- **WHAT IS BEING ASKED**:
Write out the records that appear below, verbatim and complete, but without pictures.

- **RECORDS TO PROCESS**:
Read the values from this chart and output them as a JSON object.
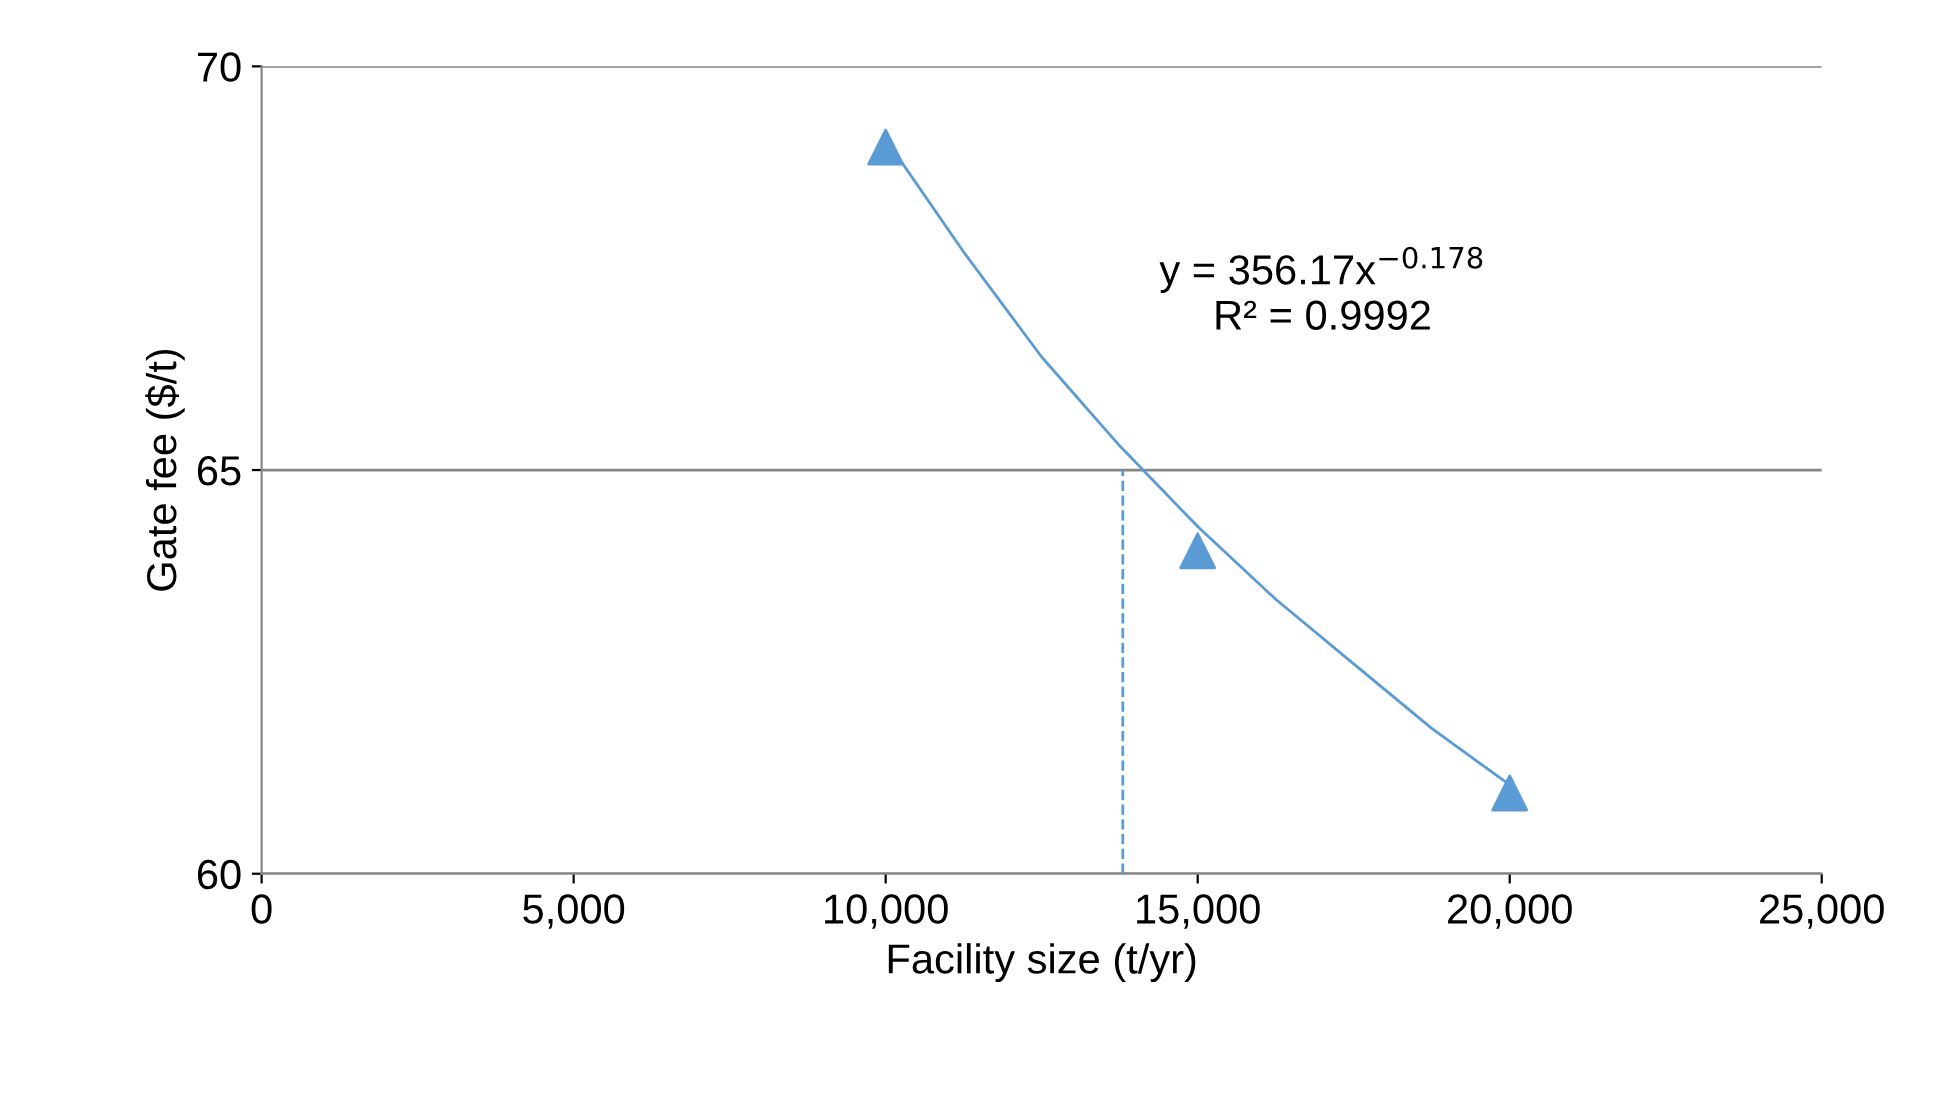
{
  "chart_data": {
    "type": "scatter",
    "xlabel": "Facility size (t/yr)",
    "ylabel": "Gate fee ($/t)",
    "xlim": [
      0,
      25000
    ],
    "xticks": [
      {
        "value": 0,
        "label": "0"
      },
      {
        "value": 5000,
        "label": "5,000"
      },
      {
        "value": 10000,
        "label": "10,000"
      },
      {
        "value": 15000,
        "label": "15,000"
      },
      {
        "value": 20000,
        "label": "20,000"
      },
      {
        "value": 25000,
        "label": "25,000"
      }
    ],
    "ylim": [
      60,
      70
    ],
    "yticks": [
      60,
      65,
      70
    ],
    "grid": "y",
    "marker": "triangle",
    "series": [
      {
        "color": "#5b9bd5",
        "x": [
          10000,
          15000,
          20000
        ],
        "values": [
          69,
          64,
          61
        ]
      },
      {
        "type": "line",
        "color": "#5b9bd5",
        "marker": "none",
        "x": [
          10000,
          11250,
          12500,
          13750,
          15000,
          16250,
          17500,
          18750,
          20000
        ],
        "values": [
          69.1,
          67.7,
          66.4,
          65.3,
          64.3,
          63.4,
          62.6,
          61.8,
          61.1
        ]
      },
      {
        "type": "line",
        "color": "#5b9bd5",
        "marker": "none",
        "line_style": "dashed",
        "x": [
          13800,
          13800
        ],
        "values": [
          60,
          65
        ]
      }
    ],
    "annotations": [
      "y = 356.17x$^{−0.178}$\nR² = 0.9992"
    ]
  }
}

- **EXPECTED OUTPUT**:
Read the values from this chart and output them as a JSON object.
{
  "chart_data": {
    "type": "scatter",
    "xlabel": "Facility size (t/yr)",
    "ylabel": "Gate fee ($/t)",
    "xlim": [
      0,
      25000
    ],
    "xticks": [
      {
        "value": 0,
        "label": "0"
      },
      {
        "value": 5000,
        "label": "5,000"
      },
      {
        "value": 10000,
        "label": "10,000"
      },
      {
        "value": 15000,
        "label": "15,000"
      },
      {
        "value": 20000,
        "label": "20,000"
      },
      {
        "value": 25000,
        "label": "25,000"
      }
    ],
    "ylim": [
      60,
      70
    ],
    "yticks": [
      60,
      65,
      70
    ],
    "grid": "y",
    "marker": "triangle",
    "series": [
      {
        "color": "#5b9bd5",
        "x": [
          10000,
          15000,
          20000
        ],
        "values": [
          69,
          64,
          61
        ]
      },
      {
        "type": "line",
        "color": "#5b9bd5",
        "marker": "none",
        "x": [
          10000,
          11250,
          12500,
          13750,
          15000,
          16250,
          17500,
          18750,
          20000
        ],
        "values": [
          69.1,
          67.7,
          66.4,
          65.3,
          64.3,
          63.4,
          62.6,
          61.8,
          61.1
        ]
      },
      {
        "type": "line",
        "color": "#5b9bd5",
        "marker": "none",
        "line_style": "dashed",
        "x": [
          13800,
          13800
        ],
        "values": [
          60,
          65
        ]
      }
    ],
    "annotations": [
      "y = 356.17x$^{−0.178}$\nR² = 0.9992"
    ]
  }
}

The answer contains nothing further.